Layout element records
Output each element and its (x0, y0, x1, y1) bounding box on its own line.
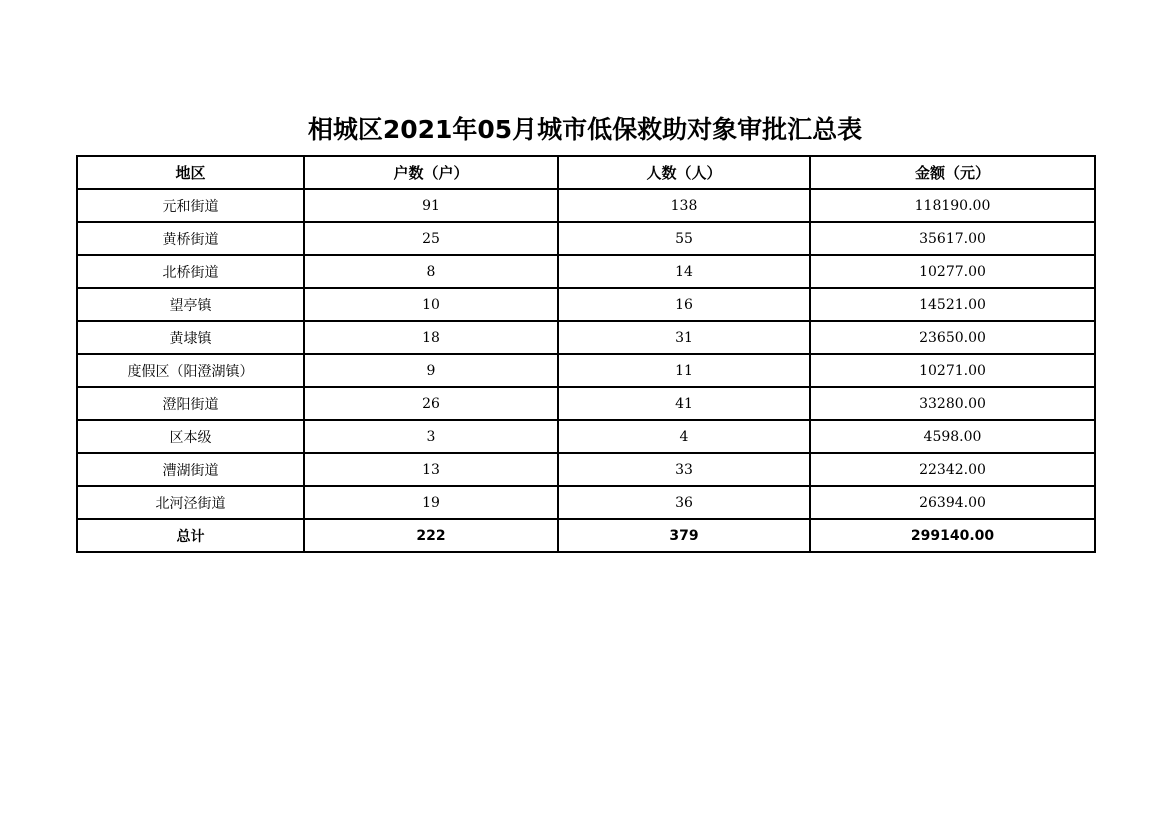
header-persons: 人数（人） (558, 156, 810, 189)
cell-persons: 31 (558, 321, 810, 354)
cell-persons: 14 (558, 255, 810, 288)
summary-table (76, 155, 1096, 553)
cell-households: 91 (304, 189, 558, 222)
cell-region: 元和街道 (77, 189, 304, 222)
table-row (77, 255, 1095, 288)
cell-amount: 118190.00 (810, 189, 1095, 222)
table-row (77, 288, 1095, 321)
header-row (77, 156, 1095, 189)
cell-households: 19 (304, 486, 558, 519)
total-row (77, 519, 1095, 552)
cell-amount: 4598.00 (810, 420, 1095, 453)
table-row (77, 420, 1095, 453)
cell-region: 黄桥街道 (77, 222, 304, 255)
cell-persons: 36 (558, 486, 810, 519)
cell-region: 北河泾街道 (77, 486, 304, 519)
cell-amount: 23650.00 (810, 321, 1095, 354)
table-row (77, 354, 1095, 387)
header-amount: 金额（元） (810, 156, 1095, 189)
document-title: 相城区2021年05月城市低保救助对象审批汇总表 (307, 115, 863, 144)
table-row (77, 189, 1095, 222)
table-row (77, 486, 1095, 519)
cell-region: 望亭镇 (77, 288, 304, 321)
cell-region: 区本级 (77, 420, 304, 453)
header-households: 户数（户） (304, 156, 558, 189)
cell-region: 度假区（阳澄湖镇） (77, 354, 304, 387)
table-body (77, 189, 1095, 552)
cell-amount: 14521.00 (810, 288, 1095, 321)
table-header (77, 156, 1095, 189)
cell-households: 13 (304, 453, 558, 486)
cell-amount: 33280.00 (810, 387, 1095, 420)
total-persons: 379 (558, 519, 810, 552)
cell-persons: 11 (558, 354, 810, 387)
cell-region: 澄阳街道 (77, 387, 304, 420)
cell-amount: 26394.00 (810, 486, 1095, 519)
cell-households: 26 (304, 387, 558, 420)
cell-region: 黄埭镇 (77, 321, 304, 354)
table-row (77, 387, 1095, 420)
cell-persons: 16 (558, 288, 810, 321)
cell-region: 北桥街道 (77, 255, 304, 288)
cell-persons: 41 (558, 387, 810, 420)
cell-persons: 4 (558, 420, 810, 453)
cell-households: 18 (304, 321, 558, 354)
table-row (77, 453, 1095, 486)
total-amount: 299140.00 (810, 519, 1095, 552)
cell-households: 9 (304, 354, 558, 387)
cell-households: 10 (304, 288, 558, 321)
cell-persons: 138 (558, 189, 810, 222)
cell-households: 3 (304, 420, 558, 453)
cell-amount: 10277.00 (810, 255, 1095, 288)
total-label: 总计 (77, 519, 304, 552)
cell-amount: 10271.00 (810, 354, 1095, 387)
cell-households: 8 (304, 255, 558, 288)
total-households: 222 (304, 519, 558, 552)
table-row (77, 222, 1095, 255)
cell-persons: 33 (558, 453, 810, 486)
table-row (77, 321, 1095, 354)
header-region: 地区 (77, 156, 304, 189)
cell-region: 漕湖街道 (77, 453, 304, 486)
cell-households: 25 (304, 222, 558, 255)
cell-persons: 55 (558, 222, 810, 255)
cell-amount: 22342.00 (810, 453, 1095, 486)
cell-amount: 35617.00 (810, 222, 1095, 255)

> [Objective]: Copy every line of the records above word for word, without the pictures.

> [Exercise result]:
Output each element and its (x0, y0, x1, y1) bounding box on its own line.
header-persons: 人数（人） (558, 156, 810, 189)
cell-persons: 31 (558, 321, 810, 354)
cell-persons: 14 (558, 255, 810, 288)
summary-table (76, 155, 1096, 553)
cell-households: 91 (304, 189, 558, 222)
cell-region: 元和街道 (77, 189, 304, 222)
table-row (77, 255, 1095, 288)
cell-amount: 118190.00 (810, 189, 1095, 222)
table-row (77, 288, 1095, 321)
header-row (77, 156, 1095, 189)
cell-households: 19 (304, 486, 558, 519)
total-row (77, 519, 1095, 552)
cell-amount: 4598.00 (810, 420, 1095, 453)
table-row (77, 420, 1095, 453)
cell-region: 黄桥街道 (77, 222, 304, 255)
cell-persons: 36 (558, 486, 810, 519)
cell-region: 北河泾街道 (77, 486, 304, 519)
cell-amount: 23650.00 (810, 321, 1095, 354)
table-row (77, 354, 1095, 387)
header-amount: 金额（元） (810, 156, 1095, 189)
document-title: 相城区2021年05月城市低保救助对象审批汇总表 (307, 115, 863, 144)
table-row (77, 189, 1095, 222)
table-row (77, 486, 1095, 519)
cell-region: 望亭镇 (77, 288, 304, 321)
cell-region: 区本级 (77, 420, 304, 453)
header-households: 户数（户） (304, 156, 558, 189)
cell-region: 度假区（阳澄湖镇） (77, 354, 304, 387)
table-body (77, 189, 1095, 552)
cell-amount: 14521.00 (810, 288, 1095, 321)
table-header (77, 156, 1095, 189)
cell-households: 13 (304, 453, 558, 486)
cell-amount: 33280.00 (810, 387, 1095, 420)
total-persons: 379 (558, 519, 810, 552)
cell-persons: 11 (558, 354, 810, 387)
cell-region: 澄阳街道 (77, 387, 304, 420)
cell-amount: 26394.00 (810, 486, 1095, 519)
cell-households: 26 (304, 387, 558, 420)
cell-region: 黄埭镇 (77, 321, 304, 354)
table-row (77, 387, 1095, 420)
cell-persons: 16 (558, 288, 810, 321)
cell-region: 北桥街道 (77, 255, 304, 288)
cell-persons: 41 (558, 387, 810, 420)
cell-persons: 4 (558, 420, 810, 453)
cell-households: 18 (304, 321, 558, 354)
table-row (77, 453, 1095, 486)
total-amount: 299140.00 (810, 519, 1095, 552)
cell-households: 9 (304, 354, 558, 387)
cell-households: 10 (304, 288, 558, 321)
cell-persons: 138 (558, 189, 810, 222)
cell-households: 3 (304, 420, 558, 453)
cell-amount: 10277.00 (810, 255, 1095, 288)
total-label: 总计 (77, 519, 304, 552)
cell-amount: 10271.00 (810, 354, 1095, 387)
cell-households: 8 (304, 255, 558, 288)
total-households: 222 (304, 519, 558, 552)
table-row (77, 222, 1095, 255)
cell-persons: 33 (558, 453, 810, 486)
table-row (77, 321, 1095, 354)
header-region: 地区 (77, 156, 304, 189)
cell-region: 漕湖街道 (77, 453, 304, 486)
cell-households: 25 (304, 222, 558, 255)
cell-persons: 55 (558, 222, 810, 255)
cell-amount: 22342.00 (810, 453, 1095, 486)
cell-amount: 35617.00 (810, 222, 1095, 255)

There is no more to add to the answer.